» SOURCE RECORDS:
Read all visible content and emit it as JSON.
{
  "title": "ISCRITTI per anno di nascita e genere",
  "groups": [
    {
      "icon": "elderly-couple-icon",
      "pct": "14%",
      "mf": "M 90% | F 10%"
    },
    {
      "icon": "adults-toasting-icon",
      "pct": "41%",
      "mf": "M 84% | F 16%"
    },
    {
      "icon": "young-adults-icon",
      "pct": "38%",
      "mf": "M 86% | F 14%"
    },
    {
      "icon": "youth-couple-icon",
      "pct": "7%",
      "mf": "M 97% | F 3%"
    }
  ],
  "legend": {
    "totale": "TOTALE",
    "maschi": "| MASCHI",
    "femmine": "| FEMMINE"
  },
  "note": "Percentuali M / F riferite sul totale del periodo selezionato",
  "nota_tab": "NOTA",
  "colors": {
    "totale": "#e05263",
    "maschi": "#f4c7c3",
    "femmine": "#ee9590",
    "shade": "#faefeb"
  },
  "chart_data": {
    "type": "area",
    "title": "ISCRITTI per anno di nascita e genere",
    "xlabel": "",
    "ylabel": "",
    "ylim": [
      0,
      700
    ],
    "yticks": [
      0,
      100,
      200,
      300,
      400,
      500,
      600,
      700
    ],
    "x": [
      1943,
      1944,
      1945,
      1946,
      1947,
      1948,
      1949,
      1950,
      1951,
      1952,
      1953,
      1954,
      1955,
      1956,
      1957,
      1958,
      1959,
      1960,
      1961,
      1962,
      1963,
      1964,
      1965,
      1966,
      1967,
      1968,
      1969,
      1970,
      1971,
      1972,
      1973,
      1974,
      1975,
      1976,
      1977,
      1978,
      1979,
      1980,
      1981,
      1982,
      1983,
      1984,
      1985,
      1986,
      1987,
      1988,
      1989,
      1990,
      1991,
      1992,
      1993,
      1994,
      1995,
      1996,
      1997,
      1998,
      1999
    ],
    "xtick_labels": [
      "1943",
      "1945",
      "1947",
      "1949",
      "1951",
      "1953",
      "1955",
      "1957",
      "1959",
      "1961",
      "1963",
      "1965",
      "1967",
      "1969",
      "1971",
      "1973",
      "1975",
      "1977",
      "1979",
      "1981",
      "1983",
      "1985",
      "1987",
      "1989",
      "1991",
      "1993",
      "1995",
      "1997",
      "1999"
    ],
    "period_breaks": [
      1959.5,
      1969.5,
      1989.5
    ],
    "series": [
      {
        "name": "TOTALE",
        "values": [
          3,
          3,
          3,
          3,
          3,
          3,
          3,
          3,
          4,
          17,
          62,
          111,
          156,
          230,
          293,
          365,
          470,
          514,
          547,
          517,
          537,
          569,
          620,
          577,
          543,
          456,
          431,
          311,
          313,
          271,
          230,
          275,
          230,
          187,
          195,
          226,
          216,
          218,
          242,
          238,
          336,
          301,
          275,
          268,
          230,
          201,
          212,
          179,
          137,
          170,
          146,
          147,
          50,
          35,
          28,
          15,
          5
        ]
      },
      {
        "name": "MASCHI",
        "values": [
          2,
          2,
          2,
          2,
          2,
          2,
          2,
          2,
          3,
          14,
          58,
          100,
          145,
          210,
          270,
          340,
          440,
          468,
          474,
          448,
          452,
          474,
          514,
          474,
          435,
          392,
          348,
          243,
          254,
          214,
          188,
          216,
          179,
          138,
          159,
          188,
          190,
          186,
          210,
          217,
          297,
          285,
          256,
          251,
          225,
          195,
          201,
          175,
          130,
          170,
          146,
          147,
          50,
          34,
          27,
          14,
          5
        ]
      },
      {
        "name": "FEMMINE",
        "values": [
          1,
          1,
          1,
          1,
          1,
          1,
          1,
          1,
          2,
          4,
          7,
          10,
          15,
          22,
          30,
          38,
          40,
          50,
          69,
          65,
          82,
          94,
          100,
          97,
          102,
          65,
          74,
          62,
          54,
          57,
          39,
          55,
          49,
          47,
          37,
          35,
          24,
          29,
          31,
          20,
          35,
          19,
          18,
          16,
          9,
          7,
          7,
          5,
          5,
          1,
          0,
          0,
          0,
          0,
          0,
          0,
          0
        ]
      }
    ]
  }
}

» TASK: Transcribe all the entries, keeping each one exactly as it is.

» TASK RESPONSE:
Read all visible content and emit it as JSON.
{
  "title": "ISCRITTI per anno di nascita e genere",
  "groups": [
    {
      "icon": "elderly-couple-icon",
      "pct": "14%",
      "mf": "M 90% | F 10%"
    },
    {
      "icon": "adults-toasting-icon",
      "pct": "41%",
      "mf": "M 84% | F 16%"
    },
    {
      "icon": "young-adults-icon",
      "pct": "38%",
      "mf": "M 86% | F 14%"
    },
    {
      "icon": "youth-couple-icon",
      "pct": "7%",
      "mf": "M 97% | F 3%"
    }
  ],
  "legend": {
    "totale": "TOTALE",
    "maschi": "| MASCHI",
    "femmine": "| FEMMINE"
  },
  "note": "Percentuali M / F riferite sul totale del periodo selezionato",
  "nota_tab": "NOTA",
  "colors": {
    "totale": "#e05263",
    "maschi": "#f4c7c3",
    "femmine": "#ee9590",
    "shade": "#faefeb"
  },
  "chart_data": {
    "type": "area",
    "title": "ISCRITTI per anno di nascita e genere",
    "xlabel": "",
    "ylabel": "",
    "ylim": [
      0,
      700
    ],
    "yticks": [
      0,
      100,
      200,
      300,
      400,
      500,
      600,
      700
    ],
    "x": [
      1943,
      1944,
      1945,
      1946,
      1947,
      1948,
      1949,
      1950,
      1951,
      1952,
      1953,
      1954,
      1955,
      1956,
      1957,
      1958,
      1959,
      1960,
      1961,
      1962,
      1963,
      1964,
      1965,
      1966,
      1967,
      1968,
      1969,
      1970,
      1971,
      1972,
      1973,
      1974,
      1975,
      1976,
      1977,
      1978,
      1979,
      1980,
      1981,
      1982,
      1983,
      1984,
      1985,
      1986,
      1987,
      1988,
      1989,
      1990,
      1991,
      1992,
      1993,
      1994,
      1995,
      1996,
      1997,
      1998,
      1999
    ],
    "xtick_labels": [
      "1943",
      "1945",
      "1947",
      "1949",
      "1951",
      "1953",
      "1955",
      "1957",
      "1959",
      "1961",
      "1963",
      "1965",
      "1967",
      "1969",
      "1971",
      "1973",
      "1975",
      "1977",
      "1979",
      "1981",
      "1983",
      "1985",
      "1987",
      "1989",
      "1991",
      "1993",
      "1995",
      "1997",
      "1999"
    ],
    "period_breaks": [
      1959.5,
      1969.5,
      1989.5
    ],
    "series": [
      {
        "name": "TOTALE",
        "values": [
          3,
          3,
          3,
          3,
          3,
          3,
          3,
          3,
          4,
          17,
          62,
          111,
          156,
          230,
          293,
          365,
          470,
          514,
          547,
          517,
          537,
          569,
          620,
          577,
          543,
          456,
          431,
          311,
          313,
          271,
          230,
          275,
          230,
          187,
          195,
          226,
          216,
          218,
          242,
          238,
          336,
          301,
          275,
          268,
          230,
          201,
          212,
          179,
          137,
          170,
          146,
          147,
          50,
          35,
          28,
          15,
          5
        ]
      },
      {
        "name": "MASCHI",
        "values": [
          2,
          2,
          2,
          2,
          2,
          2,
          2,
          2,
          3,
          14,
          58,
          100,
          145,
          210,
          270,
          340,
          440,
          468,
          474,
          448,
          452,
          474,
          514,
          474,
          435,
          392,
          348,
          243,
          254,
          214,
          188,
          216,
          179,
          138,
          159,
          188,
          190,
          186,
          210,
          217,
          297,
          285,
          256,
          251,
          225,
          195,
          201,
          175,
          130,
          170,
          146,
          147,
          50,
          34,
          27,
          14,
          5
        ]
      },
      {
        "name": "FEMMINE",
        "values": [
          1,
          1,
          1,
          1,
          1,
          1,
          1,
          1,
          2,
          4,
          7,
          10,
          15,
          22,
          30,
          38,
          40,
          50,
          69,
          65,
          82,
          94,
          100,
          97,
          102,
          65,
          74,
          62,
          54,
          57,
          39,
          55,
          49,
          47,
          37,
          35,
          24,
          29,
          31,
          20,
          35,
          19,
          18,
          16,
          9,
          7,
          7,
          5,
          5,
          1,
          0,
          0,
          0,
          0,
          0,
          0,
          0
        ]
      }
    ]
  }
}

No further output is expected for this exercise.